GOAL OF THE EXERCISE » Search the material and gather each line with "JSON" in it.

GIVEN DATA »
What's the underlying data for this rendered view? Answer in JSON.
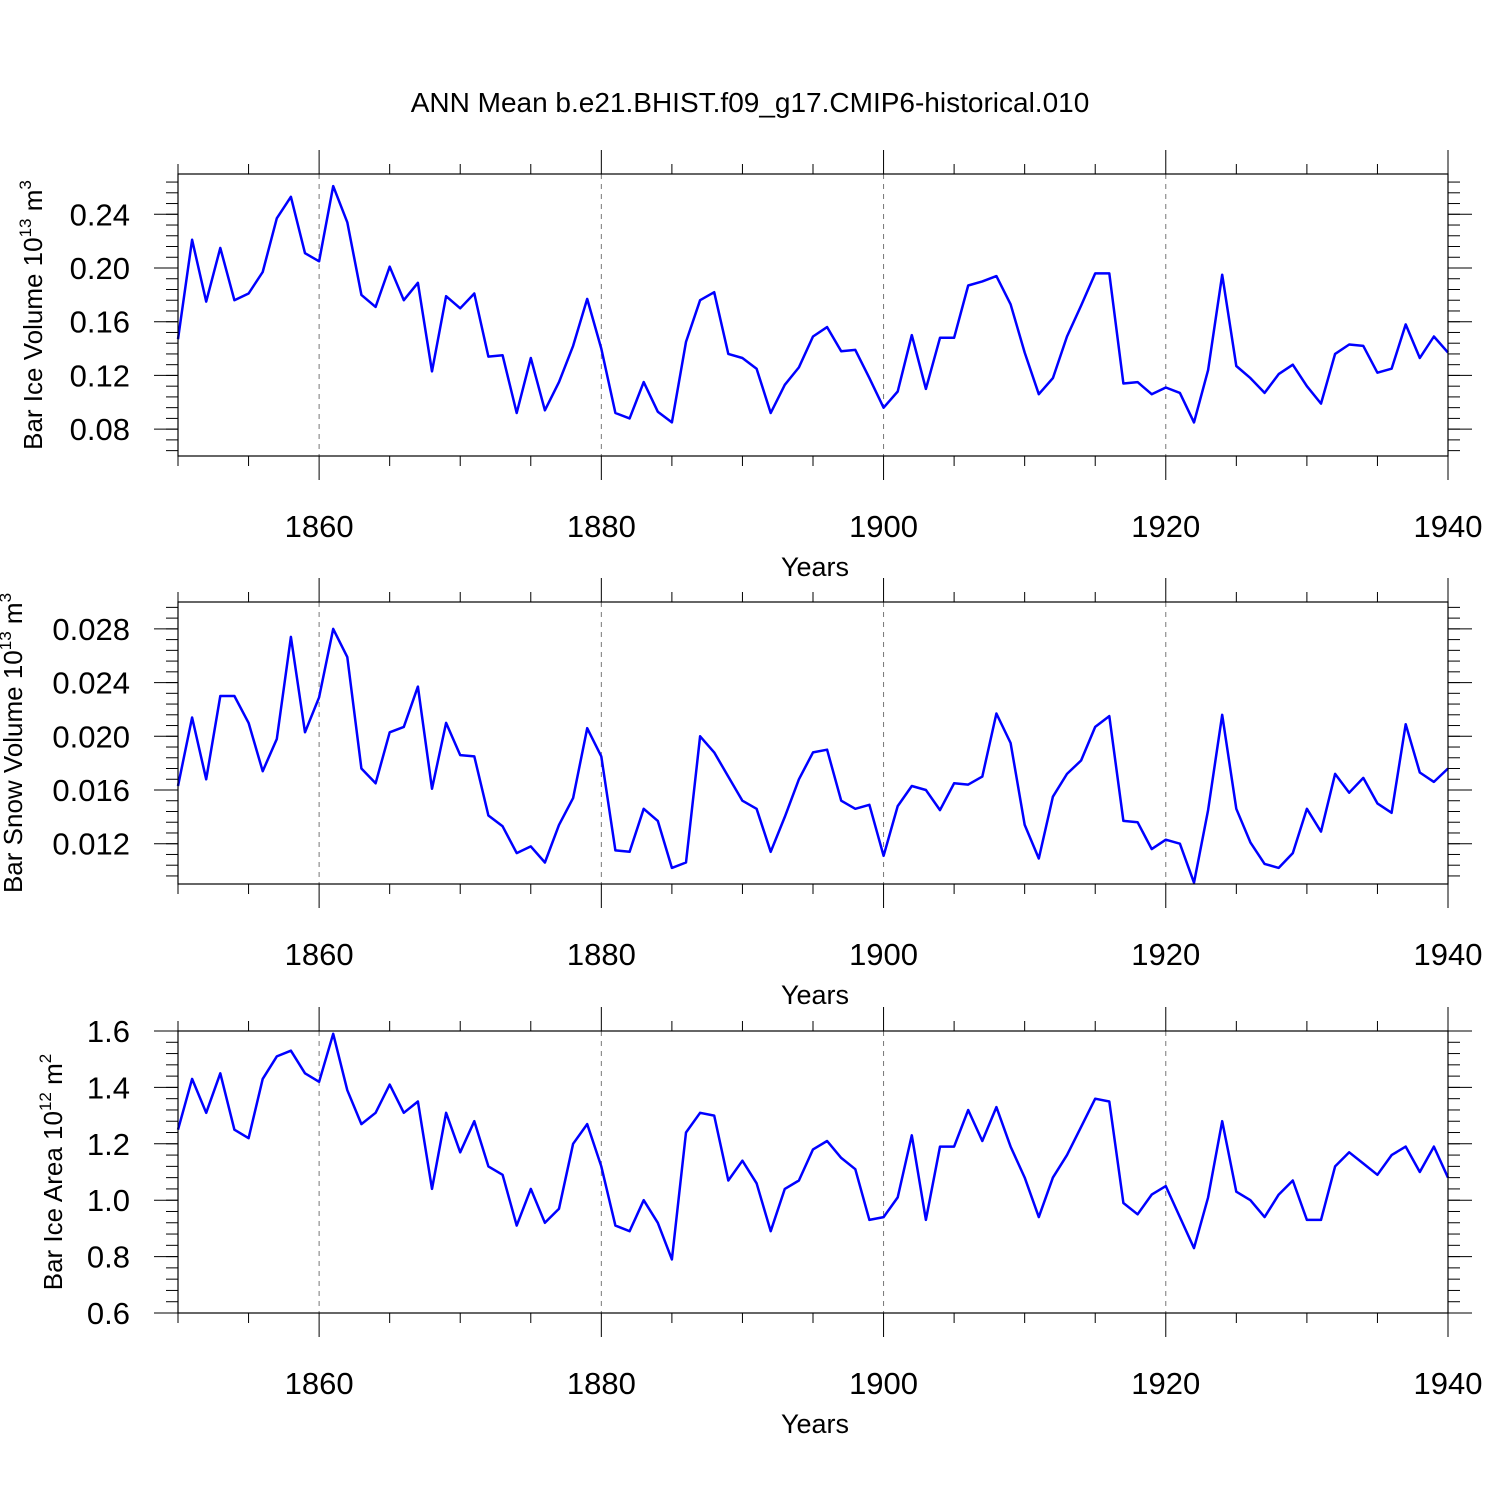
{
  "chart_data": {
    "title": "ANN Mean b.e21.BHIST.f09_g17.CMIP6-historical.010",
    "type": "line",
    "line_color": "#0000ff",
    "x_start": 1850,
    "panels": [
      {
        "id": "ice-volume",
        "ylabel": {
          "base": "Bar Ice Volume 10",
          "exp": "13",
          "unit": " m",
          "unit_exp": "3"
        },
        "xlabel": "Years",
        "xlim": [
          1850,
          1940
        ],
        "x_ticks": [
          "1860",
          "1880",
          "1900",
          "1920",
          "1940"
        ],
        "ylim": [
          0.06,
          0.27
        ],
        "y_ticks": [
          "0.08",
          "0.12",
          "0.16",
          "0.20",
          "0.24"
        ],
        "y_tick_values": [
          0.08,
          0.12,
          0.16,
          0.2,
          0.24
        ],
        "values": [
          0.147,
          0.221,
          0.175,
          0.215,
          0.176,
          0.181,
          0.197,
          0.237,
          0.253,
          0.211,
          0.205,
          0.261,
          0.234,
          0.18,
          0.171,
          0.201,
          0.176,
          0.189,
          0.123,
          0.179,
          0.17,
          0.181,
          0.134,
          0.135,
          0.092,
          0.133,
          0.094,
          0.115,
          0.142,
          0.177,
          0.14,
          0.092,
          0.088,
          0.115,
          0.093,
          0.085,
          0.145,
          0.176,
          0.182,
          0.136,
          0.133,
          0.125,
          0.092,
          0.113,
          0.126,
          0.149,
          0.156,
          0.138,
          0.139,
          0.118,
          0.096,
          0.108,
          0.15,
          0.11,
          0.148,
          0.148,
          0.187,
          0.19,
          0.194,
          0.173,
          0.137,
          0.106,
          0.118,
          0.149,
          0.172,
          0.196,
          0.196,
          0.114,
          0.115,
          0.106,
          0.111,
          0.107,
          0.085,
          0.124,
          0.195,
          0.127,
          0.118,
          0.107,
          0.121,
          0.128,
          0.112,
          0.099,
          0.136,
          0.143,
          0.142,
          0.122,
          0.125,
          0.158,
          0.133,
          0.149,
          0.137
        ]
      },
      {
        "id": "snow-volume",
        "ylabel": {
          "base": "Bar Snow Volume 10",
          "exp": "13",
          "unit": " m",
          "unit_exp": "3"
        },
        "xlabel": "Years",
        "xlim": [
          1850,
          1940
        ],
        "x_ticks": [
          "1860",
          "1880",
          "1900",
          "1920",
          "1940"
        ],
        "ylim": [
          0.009,
          0.03
        ],
        "y_ticks": [
          "0.012",
          "0.016",
          "0.020",
          "0.024",
          "0.028"
        ],
        "y_tick_values": [
          0.012,
          0.016,
          0.02,
          0.024,
          0.028
        ],
        "values": [
          0.0163,
          0.0214,
          0.0168,
          0.023,
          0.023,
          0.021,
          0.0174,
          0.0198,
          0.0274,
          0.0203,
          0.0229,
          0.028,
          0.0259,
          0.0176,
          0.0165,
          0.0203,
          0.0207,
          0.0237,
          0.0161,
          0.021,
          0.0186,
          0.0185,
          0.0141,
          0.0133,
          0.0113,
          0.0118,
          0.0106,
          0.0134,
          0.0154,
          0.0206,
          0.0185,
          0.0115,
          0.0114,
          0.0146,
          0.0137,
          0.0102,
          0.0106,
          0.02,
          0.0188,
          0.017,
          0.0152,
          0.0146,
          0.0114,
          0.014,
          0.0168,
          0.0188,
          0.019,
          0.0152,
          0.0146,
          0.0149,
          0.0111,
          0.0148,
          0.0163,
          0.016,
          0.0145,
          0.0165,
          0.0164,
          0.017,
          0.0217,
          0.0195,
          0.0134,
          0.0109,
          0.0155,
          0.0172,
          0.0182,
          0.0207,
          0.0215,
          0.0137,
          0.0136,
          0.0116,
          0.0123,
          0.012,
          0.0091,
          0.0145,
          0.0216,
          0.0146,
          0.0121,
          0.0105,
          0.0102,
          0.0113,
          0.0146,
          0.0129,
          0.0172,
          0.0158,
          0.0169,
          0.015,
          0.0143,
          0.0209,
          0.0173,
          0.0166,
          0.0176
        ]
      },
      {
        "id": "ice-area",
        "ylabel": {
          "base": "Bar Ice Area 10",
          "exp": "12",
          "unit": " m",
          "unit_exp": "2"
        },
        "xlabel": "Years",
        "xlim": [
          1850,
          1940
        ],
        "x_ticks": [
          "1860",
          "1880",
          "1900",
          "1920",
          "1940"
        ],
        "ylim": [
          0.6,
          1.6
        ],
        "y_ticks": [
          "0.6",
          "0.8",
          "1.0",
          "1.2",
          "1.4",
          "1.6"
        ],
        "y_tick_values": [
          0.6,
          0.8,
          1.0,
          1.2,
          1.4,
          1.6
        ],
        "values": [
          1.25,
          1.43,
          1.31,
          1.45,
          1.25,
          1.22,
          1.43,
          1.51,
          1.53,
          1.45,
          1.42,
          1.59,
          1.39,
          1.27,
          1.31,
          1.41,
          1.31,
          1.35,
          1.04,
          1.31,
          1.17,
          1.28,
          1.12,
          1.09,
          0.91,
          1.04,
          0.92,
          0.97,
          1.2,
          1.27,
          1.12,
          0.91,
          0.89,
          1.0,
          0.92,
          0.79,
          1.24,
          1.31,
          1.3,
          1.07,
          1.14,
          1.06,
          0.89,
          1.04,
          1.07,
          1.18,
          1.21,
          1.15,
          1.11,
          0.93,
          0.94,
          1.01,
          1.23,
          0.93,
          1.19,
          1.19,
          1.32,
          1.21,
          1.33,
          1.19,
          1.08,
          0.94,
          1.08,
          1.16,
          1.26,
          1.36,
          1.35,
          0.99,
          0.95,
          1.02,
          1.05,
          0.94,
          0.83,
          1.01,
          1.28,
          1.03,
          1.0,
          0.94,
          1.02,
          1.07,
          0.93,
          0.93,
          1.12,
          1.17,
          1.13,
          1.09,
          1.16,
          1.19,
          1.1,
          1.19,
          1.08
        ]
      }
    ]
  }
}
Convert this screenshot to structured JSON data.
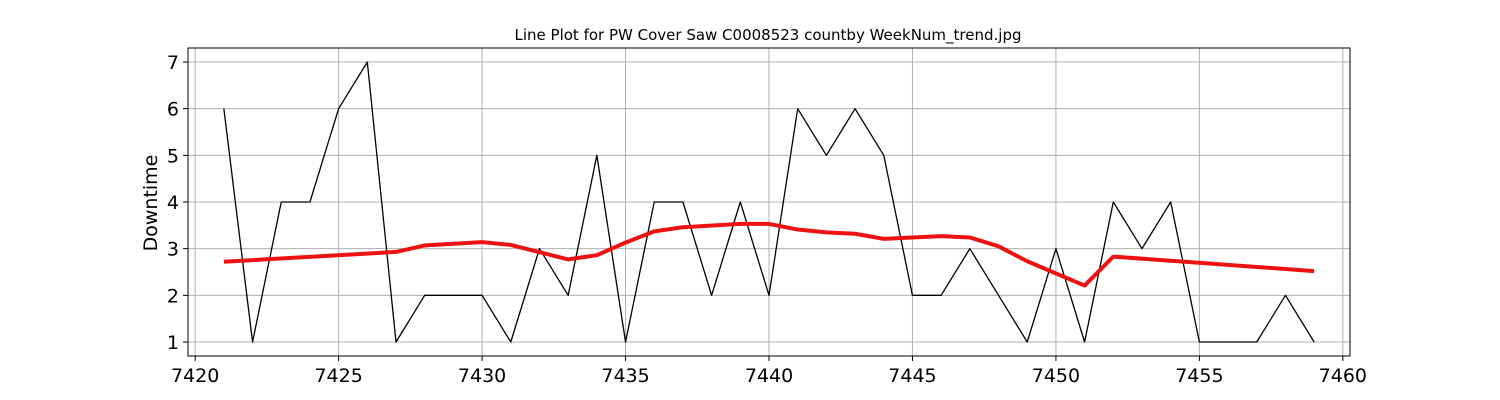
{
  "chart_data": {
    "type": "line",
    "title": "Line Plot for PW Cover Saw C0008523 countby WeekNum_trend.jpg",
    "xlabel": "",
    "ylabel": "Downtime",
    "xlim": [
      7419.75,
      7460.25
    ],
    "ylim": [
      0.7,
      7.3
    ],
    "xticks": [
      7420,
      7425,
      7430,
      7435,
      7440,
      7445,
      7450,
      7455,
      7460
    ],
    "yticks": [
      1,
      2,
      3,
      4,
      5,
      6,
      7
    ],
    "grid": true,
    "legend": "none",
    "series": [
      {
        "color": "#000000",
        "x": [
          7421,
          7422,
          7423,
          7424,
          7425,
          7426,
          7427,
          7428,
          7429,
          7430,
          7431,
          7432,
          7433,
          7434,
          7435,
          7436,
          7437,
          7438,
          7439,
          7440,
          7441,
          7442,
          7443,
          7444,
          7445,
          7446,
          7447,
          7448,
          7449,
          7450,
          7451,
          7452,
          7453,
          7454,
          7455,
          7456,
          7457,
          7458,
          7459
        ],
        "y": [
          6,
          1,
          4,
          4,
          6,
          7,
          1,
          2,
          2,
          2,
          1,
          3,
          2,
          5,
          1,
          4,
          4,
          2,
          4,
          2,
          6,
          5,
          6,
          5,
          2,
          2,
          3,
          2,
          1,
          3,
          1,
          4,
          3,
          4,
          1,
          1,
          1,
          2,
          1
        ]
      },
      {
        "color": "#ee1111",
        "x": [
          7421,
          7427,
          7428,
          7430,
          7431,
          7433,
          7434,
          7435,
          7436,
          7437,
          7439,
          7440,
          7441,
          7442,
          7443,
          7444,
          7446,
          7447,
          7448,
          7449,
          7451,
          7452,
          7459
        ],
        "y": [
          2.72,
          2.93,
          3.07,
          3.14,
          3.08,
          2.77,
          2.86,
          3.13,
          3.37,
          3.46,
          3.53,
          3.53,
          3.41,
          3.35,
          3.32,
          3.21,
          3.27,
          3.24,
          3.05,
          2.73,
          2.21,
          2.83,
          2.52
        ]
      }
    ]
  }
}
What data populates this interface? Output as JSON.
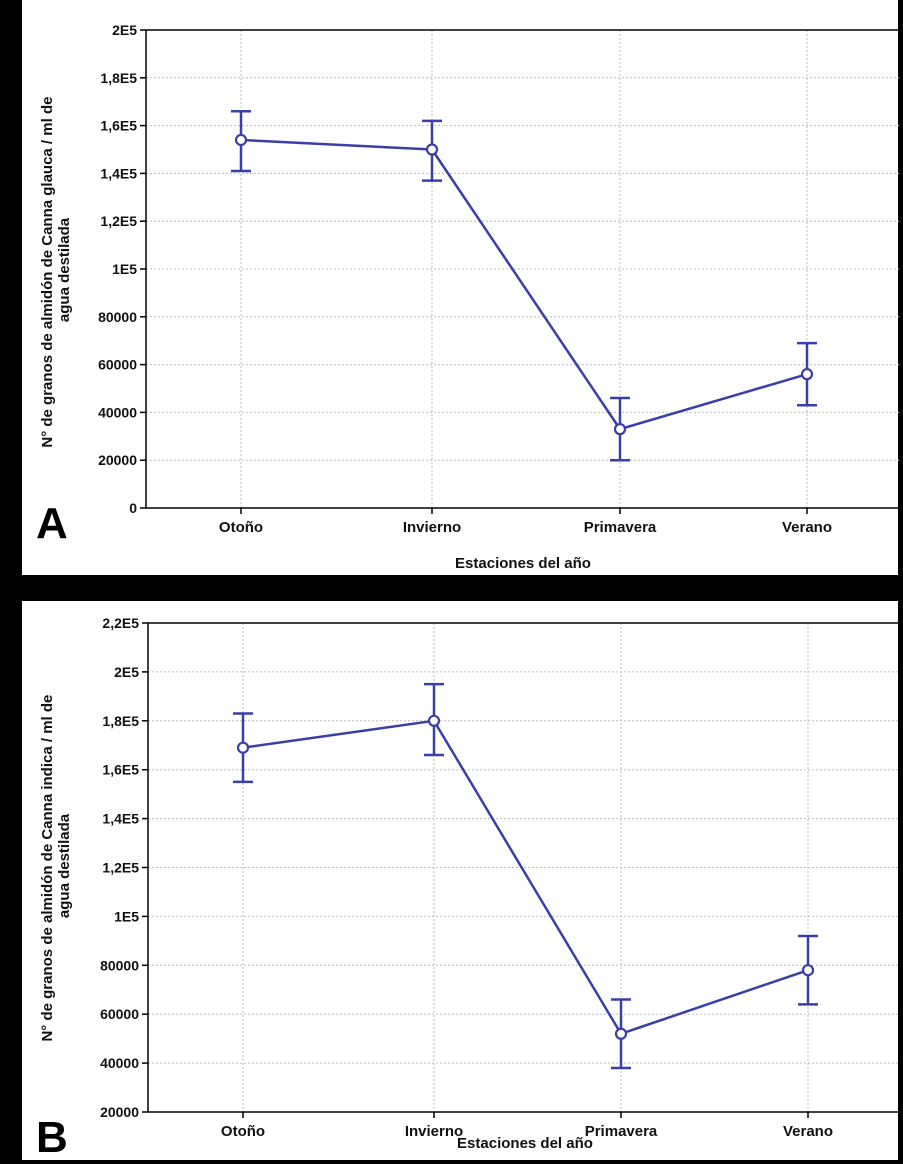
{
  "figure": {
    "panels": [
      {
        "letter": "A"
      },
      {
        "letter": "B"
      }
    ]
  },
  "colors": {
    "series": "#3a3fa8",
    "frame": "#000000",
    "panel_background": "#ffffff"
  },
  "chart_data": [
    {
      "type": "line",
      "panel": "A",
      "xlabel": "Estaciones del año",
      "ylabel_lines": [
        "N° de granos de almidón de Canna glauca / ml de",
        "agua destilada"
      ],
      "categories": [
        "Otoño",
        "Invierno",
        "Primavera",
        "Verano"
      ],
      "values": [
        154000,
        150000,
        33000,
        56000
      ],
      "error_low": [
        141000,
        137000,
        20000,
        43000
      ],
      "error_high": [
        166000,
        162000,
        46000,
        69000
      ],
      "ylim": [
        0,
        200000
      ],
      "yticks": [
        0,
        20000,
        40000,
        60000,
        80000,
        100000,
        120000,
        140000,
        160000,
        180000,
        200000
      ],
      "ytick_labels": [
        "0",
        "20000",
        "40000",
        "60000",
        "80000",
        "1E5",
        "1,2E5",
        "1,4E5",
        "1,6E5",
        "1,8E5",
        "2E5"
      ],
      "grid": true
    },
    {
      "type": "line",
      "panel": "B",
      "xlabel": "Estaciones del año",
      "ylabel_lines": [
        "N° de granos de almidón de Canna indica / ml de",
        "agua destilada"
      ],
      "categories": [
        "Otoño",
        "Invierno",
        "Primavera",
        "Verano"
      ],
      "values": [
        169000,
        180000,
        52000,
        78000
      ],
      "error_low": [
        155000,
        166000,
        38000,
        64000
      ],
      "error_high": [
        183000,
        195000,
        66000,
        92000
      ],
      "ylim": [
        20000,
        220000
      ],
      "yticks": [
        20000,
        40000,
        60000,
        80000,
        100000,
        120000,
        140000,
        160000,
        180000,
        200000,
        220000
      ],
      "ytick_labels": [
        "20000",
        "40000",
        "60000",
        "80000",
        "1E5",
        "1,2E5",
        "1,4E5",
        "1,6E5",
        "1,8E5",
        "2E5",
        "2,2E5"
      ],
      "grid": true
    }
  ]
}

RESULT FOR THIS EXERCISE »
What's the underlying data for this rendered view? Answer in JSON.
Convert this screenshot to structured JSON data.
What data populates this interface? Output as JSON.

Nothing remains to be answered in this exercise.